__TO DO__. Output the full listing word for word.

__MATERIAL PROVIDED__.
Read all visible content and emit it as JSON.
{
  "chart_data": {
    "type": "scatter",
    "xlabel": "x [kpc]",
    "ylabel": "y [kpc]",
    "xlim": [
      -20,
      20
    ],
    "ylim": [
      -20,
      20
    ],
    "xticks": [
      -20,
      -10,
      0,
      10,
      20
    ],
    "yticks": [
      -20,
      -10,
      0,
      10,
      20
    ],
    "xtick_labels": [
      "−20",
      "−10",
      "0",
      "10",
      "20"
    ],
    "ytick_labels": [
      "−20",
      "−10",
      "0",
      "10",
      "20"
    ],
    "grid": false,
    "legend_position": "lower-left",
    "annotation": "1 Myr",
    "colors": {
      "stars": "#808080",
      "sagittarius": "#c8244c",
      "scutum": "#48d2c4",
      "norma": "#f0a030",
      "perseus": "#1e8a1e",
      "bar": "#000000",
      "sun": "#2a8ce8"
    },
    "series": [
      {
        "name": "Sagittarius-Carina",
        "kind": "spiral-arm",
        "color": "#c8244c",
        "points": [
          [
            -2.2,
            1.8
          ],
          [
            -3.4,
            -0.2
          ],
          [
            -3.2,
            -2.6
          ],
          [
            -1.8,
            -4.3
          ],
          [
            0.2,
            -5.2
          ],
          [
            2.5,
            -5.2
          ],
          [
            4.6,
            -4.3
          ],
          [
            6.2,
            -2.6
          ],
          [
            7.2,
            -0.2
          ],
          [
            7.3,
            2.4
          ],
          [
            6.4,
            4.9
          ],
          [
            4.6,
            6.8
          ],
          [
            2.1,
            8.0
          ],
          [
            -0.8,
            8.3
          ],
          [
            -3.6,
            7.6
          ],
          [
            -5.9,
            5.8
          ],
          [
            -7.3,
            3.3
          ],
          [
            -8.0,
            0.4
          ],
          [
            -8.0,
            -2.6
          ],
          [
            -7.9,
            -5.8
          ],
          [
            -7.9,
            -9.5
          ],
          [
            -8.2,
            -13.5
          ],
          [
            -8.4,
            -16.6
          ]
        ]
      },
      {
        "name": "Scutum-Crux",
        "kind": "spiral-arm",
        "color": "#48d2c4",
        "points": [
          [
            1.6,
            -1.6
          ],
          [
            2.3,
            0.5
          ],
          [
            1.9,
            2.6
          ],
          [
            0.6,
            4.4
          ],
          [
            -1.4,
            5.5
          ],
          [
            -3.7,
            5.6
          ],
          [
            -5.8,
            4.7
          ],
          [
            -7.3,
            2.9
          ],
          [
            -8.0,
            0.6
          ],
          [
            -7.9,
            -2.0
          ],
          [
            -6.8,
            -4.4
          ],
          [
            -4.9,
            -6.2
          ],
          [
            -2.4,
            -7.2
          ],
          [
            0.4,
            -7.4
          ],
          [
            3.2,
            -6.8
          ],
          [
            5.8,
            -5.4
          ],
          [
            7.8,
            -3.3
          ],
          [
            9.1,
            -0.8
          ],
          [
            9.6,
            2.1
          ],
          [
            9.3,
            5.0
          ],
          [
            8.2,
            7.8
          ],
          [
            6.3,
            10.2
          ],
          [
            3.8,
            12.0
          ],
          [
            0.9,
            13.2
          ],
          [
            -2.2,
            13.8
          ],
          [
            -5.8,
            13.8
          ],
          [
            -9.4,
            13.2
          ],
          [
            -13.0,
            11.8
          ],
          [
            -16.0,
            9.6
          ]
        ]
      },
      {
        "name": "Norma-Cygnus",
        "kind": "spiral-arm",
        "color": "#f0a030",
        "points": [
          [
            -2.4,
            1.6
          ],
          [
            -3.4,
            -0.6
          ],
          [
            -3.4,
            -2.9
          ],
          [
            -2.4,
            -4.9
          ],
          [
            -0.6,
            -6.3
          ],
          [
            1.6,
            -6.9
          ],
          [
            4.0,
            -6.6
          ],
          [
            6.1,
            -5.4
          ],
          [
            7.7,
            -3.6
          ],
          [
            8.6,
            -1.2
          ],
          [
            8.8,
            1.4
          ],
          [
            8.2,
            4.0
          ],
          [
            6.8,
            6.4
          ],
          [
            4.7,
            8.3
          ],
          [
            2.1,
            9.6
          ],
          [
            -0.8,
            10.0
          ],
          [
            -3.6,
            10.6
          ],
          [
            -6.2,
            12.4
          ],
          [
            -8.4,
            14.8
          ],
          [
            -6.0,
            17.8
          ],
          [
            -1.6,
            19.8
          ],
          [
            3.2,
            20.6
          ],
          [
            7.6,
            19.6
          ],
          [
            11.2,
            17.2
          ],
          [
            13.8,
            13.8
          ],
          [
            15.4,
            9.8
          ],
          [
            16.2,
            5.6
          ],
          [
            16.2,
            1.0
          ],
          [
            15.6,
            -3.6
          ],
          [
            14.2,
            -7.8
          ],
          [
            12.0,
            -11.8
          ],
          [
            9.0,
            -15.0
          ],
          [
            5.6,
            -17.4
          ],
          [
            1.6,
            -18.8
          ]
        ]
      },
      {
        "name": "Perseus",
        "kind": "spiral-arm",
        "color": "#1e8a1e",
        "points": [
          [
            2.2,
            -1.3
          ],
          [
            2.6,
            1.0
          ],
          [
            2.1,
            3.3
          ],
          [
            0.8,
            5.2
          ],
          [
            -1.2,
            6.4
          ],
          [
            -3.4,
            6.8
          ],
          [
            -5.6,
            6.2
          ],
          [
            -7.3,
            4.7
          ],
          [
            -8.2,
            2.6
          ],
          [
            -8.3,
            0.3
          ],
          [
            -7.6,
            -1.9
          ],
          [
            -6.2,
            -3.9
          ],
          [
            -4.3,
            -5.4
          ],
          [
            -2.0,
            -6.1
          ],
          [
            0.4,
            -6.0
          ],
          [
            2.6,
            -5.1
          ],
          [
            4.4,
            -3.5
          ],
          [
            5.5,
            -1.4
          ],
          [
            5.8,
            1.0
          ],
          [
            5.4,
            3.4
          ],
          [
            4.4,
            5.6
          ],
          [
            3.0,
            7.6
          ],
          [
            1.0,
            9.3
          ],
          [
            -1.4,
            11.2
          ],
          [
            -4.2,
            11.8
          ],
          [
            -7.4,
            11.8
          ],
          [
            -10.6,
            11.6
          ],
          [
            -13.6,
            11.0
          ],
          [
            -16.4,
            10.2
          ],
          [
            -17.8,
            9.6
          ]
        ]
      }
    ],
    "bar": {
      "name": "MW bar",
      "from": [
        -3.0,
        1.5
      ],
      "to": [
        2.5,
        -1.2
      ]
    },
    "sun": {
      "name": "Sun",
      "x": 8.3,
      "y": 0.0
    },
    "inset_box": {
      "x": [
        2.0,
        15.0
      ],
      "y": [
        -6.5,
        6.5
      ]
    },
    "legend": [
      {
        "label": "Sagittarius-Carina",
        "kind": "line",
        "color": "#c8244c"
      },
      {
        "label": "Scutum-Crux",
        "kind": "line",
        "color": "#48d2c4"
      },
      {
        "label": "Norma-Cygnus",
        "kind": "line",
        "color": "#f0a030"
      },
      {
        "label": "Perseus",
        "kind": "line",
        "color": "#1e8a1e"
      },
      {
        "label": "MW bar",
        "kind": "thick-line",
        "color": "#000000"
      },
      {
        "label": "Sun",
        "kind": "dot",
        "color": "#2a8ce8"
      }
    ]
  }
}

__ANSWER TO THE EXERCISE__.
Read all visible content and emit it as JSON.
{
  "chart_data": {
    "type": "scatter",
    "xlabel": "x [kpc]",
    "ylabel": "y [kpc]",
    "xlim": [
      -20,
      20
    ],
    "ylim": [
      -20,
      20
    ],
    "xticks": [
      -20,
      -10,
      0,
      10,
      20
    ],
    "yticks": [
      -20,
      -10,
      0,
      10,
      20
    ],
    "xtick_labels": [
      "−20",
      "−10",
      "0",
      "10",
      "20"
    ],
    "ytick_labels": [
      "−20",
      "−10",
      "0",
      "10",
      "20"
    ],
    "grid": false,
    "legend_position": "lower-left",
    "annotation": "1 Myr",
    "colors": {
      "stars": "#808080",
      "sagittarius": "#c8244c",
      "scutum": "#48d2c4",
      "norma": "#f0a030",
      "perseus": "#1e8a1e",
      "bar": "#000000",
      "sun": "#2a8ce8"
    },
    "series": [
      {
        "name": "Sagittarius-Carina",
        "kind": "spiral-arm",
        "color": "#c8244c",
        "points": [
          [
            -2.2,
            1.8
          ],
          [
            -3.4,
            -0.2
          ],
          [
            -3.2,
            -2.6
          ],
          [
            -1.8,
            -4.3
          ],
          [
            0.2,
            -5.2
          ],
          [
            2.5,
            -5.2
          ],
          [
            4.6,
            -4.3
          ],
          [
            6.2,
            -2.6
          ],
          [
            7.2,
            -0.2
          ],
          [
            7.3,
            2.4
          ],
          [
            6.4,
            4.9
          ],
          [
            4.6,
            6.8
          ],
          [
            2.1,
            8.0
          ],
          [
            -0.8,
            8.3
          ],
          [
            -3.6,
            7.6
          ],
          [
            -5.9,
            5.8
          ],
          [
            -7.3,
            3.3
          ],
          [
            -8.0,
            0.4
          ],
          [
            -8.0,
            -2.6
          ],
          [
            -7.9,
            -5.8
          ],
          [
            -7.9,
            -9.5
          ],
          [
            -8.2,
            -13.5
          ],
          [
            -8.4,
            -16.6
          ]
        ]
      },
      {
        "name": "Scutum-Crux",
        "kind": "spiral-arm",
        "color": "#48d2c4",
        "points": [
          [
            1.6,
            -1.6
          ],
          [
            2.3,
            0.5
          ],
          [
            1.9,
            2.6
          ],
          [
            0.6,
            4.4
          ],
          [
            -1.4,
            5.5
          ],
          [
            -3.7,
            5.6
          ],
          [
            -5.8,
            4.7
          ],
          [
            -7.3,
            2.9
          ],
          [
            -8.0,
            0.6
          ],
          [
            -7.9,
            -2.0
          ],
          [
            -6.8,
            -4.4
          ],
          [
            -4.9,
            -6.2
          ],
          [
            -2.4,
            -7.2
          ],
          [
            0.4,
            -7.4
          ],
          [
            3.2,
            -6.8
          ],
          [
            5.8,
            -5.4
          ],
          [
            7.8,
            -3.3
          ],
          [
            9.1,
            -0.8
          ],
          [
            9.6,
            2.1
          ],
          [
            9.3,
            5.0
          ],
          [
            8.2,
            7.8
          ],
          [
            6.3,
            10.2
          ],
          [
            3.8,
            12.0
          ],
          [
            0.9,
            13.2
          ],
          [
            -2.2,
            13.8
          ],
          [
            -5.8,
            13.8
          ],
          [
            -9.4,
            13.2
          ],
          [
            -13.0,
            11.8
          ],
          [
            -16.0,
            9.6
          ]
        ]
      },
      {
        "name": "Norma-Cygnus",
        "kind": "spiral-arm",
        "color": "#f0a030",
        "points": [
          [
            -2.4,
            1.6
          ],
          [
            -3.4,
            -0.6
          ],
          [
            -3.4,
            -2.9
          ],
          [
            -2.4,
            -4.9
          ],
          [
            -0.6,
            -6.3
          ],
          [
            1.6,
            -6.9
          ],
          [
            4.0,
            -6.6
          ],
          [
            6.1,
            -5.4
          ],
          [
            7.7,
            -3.6
          ],
          [
            8.6,
            -1.2
          ],
          [
            8.8,
            1.4
          ],
          [
            8.2,
            4.0
          ],
          [
            6.8,
            6.4
          ],
          [
            4.7,
            8.3
          ],
          [
            2.1,
            9.6
          ],
          [
            -0.8,
            10.0
          ],
          [
            -3.6,
            10.6
          ],
          [
            -6.2,
            12.4
          ],
          [
            -8.4,
            14.8
          ],
          [
            -6.0,
            17.8
          ],
          [
            -1.6,
            19.8
          ],
          [
            3.2,
            20.6
          ],
          [
            7.6,
            19.6
          ],
          [
            11.2,
            17.2
          ],
          [
            13.8,
            13.8
          ],
          [
            15.4,
            9.8
          ],
          [
            16.2,
            5.6
          ],
          [
            16.2,
            1.0
          ],
          [
            15.6,
            -3.6
          ],
          [
            14.2,
            -7.8
          ],
          [
            12.0,
            -11.8
          ],
          [
            9.0,
            -15.0
          ],
          [
            5.6,
            -17.4
          ],
          [
            1.6,
            -18.8
          ]
        ]
      },
      {
        "name": "Perseus",
        "kind": "spiral-arm",
        "color": "#1e8a1e",
        "points": [
          [
            2.2,
            -1.3
          ],
          [
            2.6,
            1.0
          ],
          [
            2.1,
            3.3
          ],
          [
            0.8,
            5.2
          ],
          [
            -1.2,
            6.4
          ],
          [
            -3.4,
            6.8
          ],
          [
            -5.6,
            6.2
          ],
          [
            -7.3,
            4.7
          ],
          [
            -8.2,
            2.6
          ],
          [
            -8.3,
            0.3
          ],
          [
            -7.6,
            -1.9
          ],
          [
            -6.2,
            -3.9
          ],
          [
            -4.3,
            -5.4
          ],
          [
            -2.0,
            -6.1
          ],
          [
            0.4,
            -6.0
          ],
          [
            2.6,
            -5.1
          ],
          [
            4.4,
            -3.5
          ],
          [
            5.5,
            -1.4
          ],
          [
            5.8,
            1.0
          ],
          [
            5.4,
            3.4
          ],
          [
            4.4,
            5.6
          ],
          [
            3.0,
            7.6
          ],
          [
            1.0,
            9.3
          ],
          [
            -1.4,
            11.2
          ],
          [
            -4.2,
            11.8
          ],
          [
            -7.4,
            11.8
          ],
          [
            -10.6,
            11.6
          ],
          [
            -13.6,
            11.0
          ],
          [
            -16.4,
            10.2
          ],
          [
            -17.8,
            9.6
          ]
        ]
      }
    ],
    "bar": {
      "name": "MW bar",
      "from": [
        -3.0,
        1.5
      ],
      "to": [
        2.5,
        -1.2
      ]
    },
    "sun": {
      "name": "Sun",
      "x": 8.3,
      "y": 0.0
    },
    "inset_box": {
      "x": [
        2.0,
        15.0
      ],
      "y": [
        -6.5,
        6.5
      ]
    },
    "legend": [
      {
        "label": "Sagittarius-Carina",
        "kind": "line",
        "color": "#c8244c"
      },
      {
        "label": "Scutum-Crux",
        "kind": "line",
        "color": "#48d2c4"
      },
      {
        "label": "Norma-Cygnus",
        "kind": "line",
        "color": "#f0a030"
      },
      {
        "label": "Perseus",
        "kind": "line",
        "color": "#1e8a1e"
      },
      {
        "label": "MW bar",
        "kind": "thick-line",
        "color": "#000000"
      },
      {
        "label": "Sun",
        "kind": "dot",
        "color": "#2a8ce8"
      }
    ]
  }
}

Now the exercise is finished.